**TASK STATEMENT:** Send back all the data below, exactly as given.

Stored entries:
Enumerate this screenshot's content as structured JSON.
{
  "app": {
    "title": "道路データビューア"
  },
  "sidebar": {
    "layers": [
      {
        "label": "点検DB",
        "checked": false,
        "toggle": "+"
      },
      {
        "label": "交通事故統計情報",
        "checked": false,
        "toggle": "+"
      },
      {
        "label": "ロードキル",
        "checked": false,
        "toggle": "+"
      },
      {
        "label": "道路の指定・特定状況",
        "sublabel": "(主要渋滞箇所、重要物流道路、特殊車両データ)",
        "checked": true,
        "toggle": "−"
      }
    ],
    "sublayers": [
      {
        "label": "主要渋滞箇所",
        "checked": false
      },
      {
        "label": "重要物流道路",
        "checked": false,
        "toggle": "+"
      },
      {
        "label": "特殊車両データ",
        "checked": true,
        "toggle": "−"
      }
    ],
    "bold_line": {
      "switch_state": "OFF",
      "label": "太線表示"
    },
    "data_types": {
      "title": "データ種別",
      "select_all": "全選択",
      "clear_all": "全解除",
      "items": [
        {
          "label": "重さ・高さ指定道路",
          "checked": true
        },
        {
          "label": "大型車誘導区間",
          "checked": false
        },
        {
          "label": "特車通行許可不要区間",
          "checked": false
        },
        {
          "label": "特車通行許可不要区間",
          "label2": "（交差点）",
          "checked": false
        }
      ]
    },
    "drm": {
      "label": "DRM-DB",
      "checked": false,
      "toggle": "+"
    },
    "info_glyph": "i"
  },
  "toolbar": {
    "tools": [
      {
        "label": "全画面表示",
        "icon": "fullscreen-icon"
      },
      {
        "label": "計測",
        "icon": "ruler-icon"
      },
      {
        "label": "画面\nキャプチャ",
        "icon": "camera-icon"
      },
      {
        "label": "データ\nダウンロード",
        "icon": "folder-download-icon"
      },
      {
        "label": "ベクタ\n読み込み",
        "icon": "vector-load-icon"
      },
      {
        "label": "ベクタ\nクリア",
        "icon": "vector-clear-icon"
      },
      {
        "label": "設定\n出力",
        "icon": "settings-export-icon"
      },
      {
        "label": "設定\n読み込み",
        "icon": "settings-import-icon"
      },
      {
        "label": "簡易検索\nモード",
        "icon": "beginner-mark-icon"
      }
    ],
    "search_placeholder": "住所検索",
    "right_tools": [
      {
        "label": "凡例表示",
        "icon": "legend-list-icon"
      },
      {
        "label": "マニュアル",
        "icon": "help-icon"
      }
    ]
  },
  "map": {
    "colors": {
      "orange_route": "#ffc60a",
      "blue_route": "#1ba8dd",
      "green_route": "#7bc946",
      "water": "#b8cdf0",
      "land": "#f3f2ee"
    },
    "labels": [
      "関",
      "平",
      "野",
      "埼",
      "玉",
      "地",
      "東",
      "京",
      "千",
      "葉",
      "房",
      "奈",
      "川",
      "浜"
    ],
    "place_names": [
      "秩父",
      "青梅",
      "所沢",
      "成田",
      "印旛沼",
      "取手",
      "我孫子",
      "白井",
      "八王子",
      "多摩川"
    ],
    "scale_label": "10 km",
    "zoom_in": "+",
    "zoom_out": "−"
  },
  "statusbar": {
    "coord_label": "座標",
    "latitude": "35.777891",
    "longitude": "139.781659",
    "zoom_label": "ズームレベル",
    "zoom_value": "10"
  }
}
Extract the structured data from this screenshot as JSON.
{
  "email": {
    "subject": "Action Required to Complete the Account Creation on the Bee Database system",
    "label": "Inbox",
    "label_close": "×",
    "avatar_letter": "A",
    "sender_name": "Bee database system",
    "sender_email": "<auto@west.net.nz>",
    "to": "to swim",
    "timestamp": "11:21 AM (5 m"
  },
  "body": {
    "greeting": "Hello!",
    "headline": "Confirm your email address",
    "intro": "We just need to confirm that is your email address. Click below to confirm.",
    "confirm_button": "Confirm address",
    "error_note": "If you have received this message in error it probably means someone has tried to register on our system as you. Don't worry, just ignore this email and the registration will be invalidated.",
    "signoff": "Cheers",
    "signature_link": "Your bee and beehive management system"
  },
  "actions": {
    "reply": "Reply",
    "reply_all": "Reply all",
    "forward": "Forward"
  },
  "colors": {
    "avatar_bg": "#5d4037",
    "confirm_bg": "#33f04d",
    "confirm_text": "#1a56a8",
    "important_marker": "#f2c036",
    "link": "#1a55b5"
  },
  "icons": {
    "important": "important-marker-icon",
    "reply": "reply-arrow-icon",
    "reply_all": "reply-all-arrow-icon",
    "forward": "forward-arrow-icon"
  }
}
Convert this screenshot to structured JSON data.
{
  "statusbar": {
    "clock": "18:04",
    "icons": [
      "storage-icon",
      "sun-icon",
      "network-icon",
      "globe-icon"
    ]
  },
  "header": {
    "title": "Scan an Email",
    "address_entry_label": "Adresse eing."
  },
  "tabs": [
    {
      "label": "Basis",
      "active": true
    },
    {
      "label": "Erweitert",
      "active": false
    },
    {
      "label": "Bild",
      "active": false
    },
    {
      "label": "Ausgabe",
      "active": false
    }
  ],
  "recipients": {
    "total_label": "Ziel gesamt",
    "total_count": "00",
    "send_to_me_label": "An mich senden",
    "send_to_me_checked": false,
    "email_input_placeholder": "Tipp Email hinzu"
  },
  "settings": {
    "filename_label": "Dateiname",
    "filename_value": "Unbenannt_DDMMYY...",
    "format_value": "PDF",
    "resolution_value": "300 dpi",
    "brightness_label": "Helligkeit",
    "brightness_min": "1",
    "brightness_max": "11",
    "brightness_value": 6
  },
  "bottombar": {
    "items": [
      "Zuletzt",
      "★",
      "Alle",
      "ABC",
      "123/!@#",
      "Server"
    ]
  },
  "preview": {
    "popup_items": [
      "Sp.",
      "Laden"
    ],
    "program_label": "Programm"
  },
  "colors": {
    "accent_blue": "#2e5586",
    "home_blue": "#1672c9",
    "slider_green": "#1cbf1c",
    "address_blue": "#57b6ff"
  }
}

**CORRECT OUTPUT:**
Enumerate this screenshot's content as structured JSON.
{
  "app": {
    "title": "道路データビューア"
  },
  "sidebar": {
    "layers": [
      {
        "label": "点検DB",
        "checked": false,
        "toggle": "+"
      },
      {
        "label": "交通事故統計情報",
        "checked": false,
        "toggle": "+"
      },
      {
        "label": "ロードキル",
        "checked": false,
        "toggle": "+"
      },
      {
        "label": "道路の指定・特定状況",
        "sublabel": "(主要渋滞箇所、重要物流道路、特殊車両データ)",
        "checked": true,
        "toggle": "−"
      }
    ],
    "sublayers": [
      {
        "label": "主要渋滞箇所",
        "checked": false
      },
      {
        "label": "重要物流道路",
        "checked": false,
        "toggle": "+"
      },
      {
        "label": "特殊車両データ",
        "checked": true,
        "toggle": "−"
      }
    ],
    "bold_line": {
      "switch_state": "OFF",
      "label": "太線表示"
    },
    "data_types": {
      "title": "データ種別",
      "select_all": "全選択",
      "clear_all": "全解除",
      "items": [
        {
          "label": "重さ・高さ指定道路",
          "checked": true
        },
        {
          "label": "大型車誘導区間",
          "checked": false
        },
        {
          "label": "特車通行許可不要区間",
          "checked": false
        },
        {
          "label": "特車通行許可不要区間",
          "label2": "（交差点）",
          "checked": false
        }
      ]
    },
    "drm": {
      "label": "DRM-DB",
      "checked": false,
      "toggle": "+"
    },
    "info_glyph": "i"
  },
  "toolbar": {
    "tools": [
      {
        "label": "全画面表示",
        "icon": "fullscreen-icon"
      },
      {
        "label": "計測",
        "icon": "ruler-icon"
      },
      {
        "label": "画面\nキャプチャ",
        "icon": "camera-icon"
      },
      {
        "label": "データ\nダウンロード",
        "icon": "folder-download-icon"
      },
      {
        "label": "ベクタ\n読み込み",
        "icon": "vector-load-icon"
      },
      {
        "label": "ベクタ\nクリア",
        "icon": "vector-clear-icon"
      },
      {
        "label": "設定\n出力",
        "icon": "settings-export-icon"
      },
      {
        "label": "設定\n読み込み",
        "icon": "settings-import-icon"
      },
      {
        "label": "簡易検索\nモード",
        "icon": "beginner-mark-icon"
      }
    ],
    "search_placeholder": "住所検索",
    "right_tools": [
      {
        "label": "凡例表示",
        "icon": "legend-list-icon"
      },
      {
        "label": "マニュアル",
        "icon": "help-icon"
      }
    ]
  },
  "map": {
    "colors": {
      "orange_route": "#ffc60a",
      "blue_route": "#1ba8dd",
      "green_route": "#7bc946",
      "water": "#b8cdf0",
      "land": "#f3f2ee"
    },
    "labels": [
      "関",
      "平",
      "野",
      "埼",
      "玉",
      "地",
      "東",
      "京",
      "千",
      "葉",
      "房",
      "奈",
      "川",
      "浜"
    ],
    "place_names": [
      "秩父",
      "青梅",
      "所沢",
      "成田",
      "印旛沼",
      "取手",
      "我孫子",
      "白井",
      "八王子",
      "多摩川"
    ],
    "scale_label": "10 km",
    "zoom_in": "+",
    "zoom_out": "−"
  },
  "statusbar": {
    "coord_label": "座標",
    "latitude": "35.777891",
    "longitude": "139.781659",
    "zoom_label": "ズームレベル",
    "zoom_value": "10"
  }
}
Extract the structured data from this screenshot as JSON.
{
  "email": {
    "subject": "Action Required to Complete the Account Creation on the Bee Database system",
    "label": "Inbox",
    "label_close": "×",
    "avatar_letter": "A",
    "sender_name": "Bee database system",
    "sender_email": "<auto@west.net.nz>",
    "to": "to swim",
    "timestamp": "11:21 AM (5 m"
  },
  "body": {
    "greeting": "Hello!",
    "headline": "Confirm your email address",
    "intro": "We just need to confirm that is your email address. Click below to confirm.",
    "confirm_button": "Confirm address",
    "error_note": "If you have received this message in error it probably means someone has tried to register on our system as you. Don't worry, just ignore this email and the registration will be invalidated.",
    "signoff": "Cheers",
    "signature_link": "Your bee and beehive management system"
  },
  "actions": {
    "reply": "Reply",
    "reply_all": "Reply all",
    "forward": "Forward"
  },
  "colors": {
    "avatar_bg": "#5d4037",
    "confirm_bg": "#33f04d",
    "confirm_text": "#1a56a8",
    "important_marker": "#f2c036",
    "link": "#1a55b5"
  },
  "icons": {
    "important": "important-marker-icon",
    "reply": "reply-arrow-icon",
    "reply_all": "reply-all-arrow-icon",
    "forward": "forward-arrow-icon"
  }
}
Convert this screenshot to structured JSON data.
{
  "statusbar": {
    "clock": "18:04",
    "icons": [
      "storage-icon",
      "sun-icon",
      "network-icon",
      "globe-icon"
    ]
  },
  "header": {
    "title": "Scan an Email",
    "address_entry_label": "Adresse eing."
  },
  "tabs": [
    {
      "label": "Basis",
      "active": true
    },
    {
      "label": "Erweitert",
      "active": false
    },
    {
      "label": "Bild",
      "active": false
    },
    {
      "label": "Ausgabe",
      "active": false
    }
  ],
  "recipients": {
    "total_label": "Ziel gesamt",
    "total_count": "00",
    "send_to_me_label": "An mich senden",
    "send_to_me_checked": false,
    "email_input_placeholder": "Tipp Email hinzu"
  },
  "settings": {
    "filename_label": "Dateiname",
    "filename_value": "Unbenannt_DDMMYY...",
    "format_value": "PDF",
    "resolution_value": "300 dpi",
    "brightness_label": "Helligkeit",
    "brightness_min": "1",
    "brightness_max": "11",
    "brightness_value": 6
  },
  "bottombar": {
    "items": [
      "Zuletzt",
      "★",
      "Alle",
      "ABC",
      "123/!@#",
      "Server"
    ]
  },
  "preview": {
    "popup_items": [
      "Sp.",
      "Laden"
    ],
    "program_label": "Programm"
  },
  "colors": {
    "accent_blue": "#2e5586",
    "home_blue": "#1672c9",
    "slider_green": "#1cbf1c",
    "address_blue": "#57b6ff"
  }
}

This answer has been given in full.